» WRITTEN TASK
Reproduce the entries in full, with no changes.

» RAW RECORDS

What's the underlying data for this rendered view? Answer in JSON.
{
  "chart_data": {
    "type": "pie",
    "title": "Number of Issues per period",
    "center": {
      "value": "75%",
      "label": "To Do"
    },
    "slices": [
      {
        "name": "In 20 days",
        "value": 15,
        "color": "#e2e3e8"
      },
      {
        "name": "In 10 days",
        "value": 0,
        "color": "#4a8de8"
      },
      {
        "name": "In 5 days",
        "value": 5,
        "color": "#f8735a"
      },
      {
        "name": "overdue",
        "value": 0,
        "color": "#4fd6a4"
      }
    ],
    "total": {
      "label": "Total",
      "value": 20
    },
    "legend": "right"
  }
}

» TASK OUTPUT
What's the underlying data for this rendered view? Answer in JSON.
{
  "chart_data": {
    "type": "pie",
    "title": "Number of Issues per period",
    "center": {
      "value": "75%",
      "label": "To Do"
    },
    "slices": [
      {
        "name": "In 20 days",
        "value": 15,
        "color": "#e2e3e8"
      },
      {
        "name": "In 10 days",
        "value": 0,
        "color": "#4a8de8"
      },
      {
        "name": "In 5 days",
        "value": 5,
        "color": "#f8735a"
      },
      {
        "name": "overdue",
        "value": 0,
        "color": "#4fd6a4"
      }
    ],
    "total": {
      "label": "Total",
      "value": 20
    },
    "legend": "right"
  }
}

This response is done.